**Exercise goal**
Reproduce the data that follows in its entirety, character for character.

**Input**

◇ ◇ ◇

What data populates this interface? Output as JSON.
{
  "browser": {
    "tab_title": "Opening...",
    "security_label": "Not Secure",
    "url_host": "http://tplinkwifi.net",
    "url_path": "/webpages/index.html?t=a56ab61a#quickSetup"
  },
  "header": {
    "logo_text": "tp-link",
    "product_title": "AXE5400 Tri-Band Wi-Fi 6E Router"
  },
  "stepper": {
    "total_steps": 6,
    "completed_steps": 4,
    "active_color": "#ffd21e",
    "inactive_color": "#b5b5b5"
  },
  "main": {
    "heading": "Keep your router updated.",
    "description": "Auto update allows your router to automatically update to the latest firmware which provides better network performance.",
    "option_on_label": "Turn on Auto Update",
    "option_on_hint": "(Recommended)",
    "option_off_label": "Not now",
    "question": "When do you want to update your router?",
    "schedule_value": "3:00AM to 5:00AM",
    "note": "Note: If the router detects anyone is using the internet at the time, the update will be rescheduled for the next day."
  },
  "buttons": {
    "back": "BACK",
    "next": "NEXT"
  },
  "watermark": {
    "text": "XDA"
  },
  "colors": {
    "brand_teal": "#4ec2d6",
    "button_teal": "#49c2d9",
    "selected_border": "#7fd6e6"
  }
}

◇ ◇ ◇

**Exercise result**
What data populates this interface? Output as JSON.
{
  "browser": {
    "tab_title": "Opening...",
    "security_label": "Not Secure",
    "url_host": "http://tplinkwifi.net",
    "url_path": "/webpages/index.html?t=a56ab61a#quickSetup"
  },
  "header": {
    "logo_text": "tp-link",
    "product_title": "AXE5400 Tri-Band Wi-Fi 6E Router"
  },
  "stepper": {
    "total_steps": 6,
    "completed_steps": 4,
    "active_color": "#ffd21e",
    "inactive_color": "#b5b5b5"
  },
  "main": {
    "heading": "Keep your router updated.",
    "description": "Auto update allows your router to automatically update to the latest firmware which provides better network performance.",
    "option_on_label": "Turn on Auto Update",
    "option_on_hint": "(Recommended)",
    "option_off_label": "Not now",
    "question": "When do you want to update your router?",
    "schedule_value": "3:00AM to 5:00AM",
    "note": "Note: If the router detects anyone is using the internet at the time, the update will be rescheduled for the next day."
  },
  "buttons": {
    "back": "BACK",
    "next": "NEXT"
  },
  "watermark": {
    "text": "XDA"
  },
  "colors": {
    "brand_teal": "#4ec2d6",
    "button_teal": "#49c2d9",
    "selected_border": "#7fd6e6"
  }
}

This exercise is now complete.